Repeat the records below exactly as they appear.

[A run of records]
■ ■ ■ ■ ■ ■ ■

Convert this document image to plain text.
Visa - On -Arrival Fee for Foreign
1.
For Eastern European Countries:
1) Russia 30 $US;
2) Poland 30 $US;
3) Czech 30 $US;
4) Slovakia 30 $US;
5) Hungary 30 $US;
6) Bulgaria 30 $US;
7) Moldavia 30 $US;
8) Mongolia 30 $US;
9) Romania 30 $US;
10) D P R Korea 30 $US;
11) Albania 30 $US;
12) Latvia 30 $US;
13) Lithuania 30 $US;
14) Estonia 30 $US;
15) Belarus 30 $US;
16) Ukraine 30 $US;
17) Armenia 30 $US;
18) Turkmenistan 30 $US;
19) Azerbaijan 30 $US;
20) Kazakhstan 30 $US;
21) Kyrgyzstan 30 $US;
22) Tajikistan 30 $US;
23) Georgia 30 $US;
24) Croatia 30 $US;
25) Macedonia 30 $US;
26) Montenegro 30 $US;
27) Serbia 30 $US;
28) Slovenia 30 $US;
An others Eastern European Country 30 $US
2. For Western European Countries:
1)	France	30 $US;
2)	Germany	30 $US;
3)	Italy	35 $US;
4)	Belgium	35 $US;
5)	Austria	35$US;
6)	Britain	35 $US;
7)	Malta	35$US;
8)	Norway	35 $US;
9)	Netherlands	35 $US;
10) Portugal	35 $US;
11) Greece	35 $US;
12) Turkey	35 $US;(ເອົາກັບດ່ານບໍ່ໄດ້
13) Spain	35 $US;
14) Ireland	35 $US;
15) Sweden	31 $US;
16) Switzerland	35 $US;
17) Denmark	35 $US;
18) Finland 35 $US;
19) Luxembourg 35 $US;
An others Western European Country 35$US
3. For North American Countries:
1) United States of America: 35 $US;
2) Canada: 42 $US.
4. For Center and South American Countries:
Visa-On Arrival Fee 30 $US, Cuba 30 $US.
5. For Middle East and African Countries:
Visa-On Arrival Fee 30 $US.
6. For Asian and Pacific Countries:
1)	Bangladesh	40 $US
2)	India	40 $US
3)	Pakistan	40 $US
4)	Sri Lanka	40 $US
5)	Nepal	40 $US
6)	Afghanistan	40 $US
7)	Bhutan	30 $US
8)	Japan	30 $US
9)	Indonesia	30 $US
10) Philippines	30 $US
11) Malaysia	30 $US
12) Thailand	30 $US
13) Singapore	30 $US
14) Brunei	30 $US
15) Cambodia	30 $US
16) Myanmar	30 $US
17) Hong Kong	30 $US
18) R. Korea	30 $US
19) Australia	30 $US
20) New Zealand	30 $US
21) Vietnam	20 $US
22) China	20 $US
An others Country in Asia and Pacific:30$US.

■ ■ ■ ■ ■ ■ ■

- [Task result]
Convert this document image to plain text.
Visa - On -Arrival Fee for Foreign
1.
For Eastern European Countries:
1) Russia 30 $US;
2) Poland 30 $US;
3) Czech 30 $US;
4) Slovakia 30 $US;
5) Hungary 30 $US;
6) Bulgaria 30 $US;
7) Moldavia 30 $US;
8) Mongolia 30 $US;
9) Romania 30 $US;
10) D P R Korea 30 $US;
11) Albania 30 $US;
12) Latvia 30 $US;
13) Lithuania 30 $US;
14) Estonia 30 $US;
15) Belarus 30 $US;
16) Ukraine 30 $US;
17) Armenia 30 $US;
18) Turkmenistan 30 $US;
19) Azerbaijan 30 $US;
20) Kazakhstan 30 $US;
21) Kyrgyzstan 30 $US;
22) Tajikistan 30 $US;
23) Georgia 30 $US;
24) Croatia 30 $US;
25) Macedonia 30 $US;
26) Montenegro 30 $US;
27) Serbia 30 $US;
28) Slovenia 30 $US;
An others Eastern European Country 30 $US
2. For Western European Countries:
1)	France	30 $US;
2)	Germany	30 $US;
3)	Italy	35 $US;
4)	Belgium	35 $US;
5)	Austria	35$US;
6)	Britain	35 $US;
7)	Malta	35$US;
8)	Norway	35 $US;
9)	Netherlands	35 $US;
10) Portugal	35 $US;
11) Greece	35 $US;
12) Turkey	35 $US;(ເອົາກັບດ່ານບໍ່ໄດ້
13) Spain	35 $US;
14) Ireland	35 $US;
15) Sweden	31 $US;
16) Switzerland	35 $US;
17) Denmark	35 $US;
18) Finland 35 $US;
19) Luxembourg 35 $US;
An others Western European Country 35$US
3. For North American Countries:
1) United States of America: 35 $US;
2) Canada: 42 $US.
4. For Center and South American Countries:
Visa-On Arrival Fee 30 $US, Cuba 30 $US.
5. For Middle East and African Countries:
Visa-On Arrival Fee 30 $US.
6. For Asian and Pacific Countries:
1)	Bangladesh	40 $US
2)	India	40 $US
3)	Pakistan	40 $US
4)	Sri Lanka	40 $US
5)	Nepal	40 $US
6)	Afghanistan	40 $US
7)	Bhutan	30 $US
8)	Japan	30 $US
9)	Indonesia	30 $US
10) Philippines	30 $US
11) Malaysia	30 $US
12) Thailand	30 $US
13) Singapore	30 $US
14) Brunei	30 $US
15) Cambodia	30 $US
16) Myanmar	30 $US
17) Hong Kong	30 $US
18) R. Korea	30 $US
19) Australia	30 $US
20) New Zealand	30 $US
21) Vietnam	20 $US
22) China	20 $US
An others Country in Asia and Pacific:30$US.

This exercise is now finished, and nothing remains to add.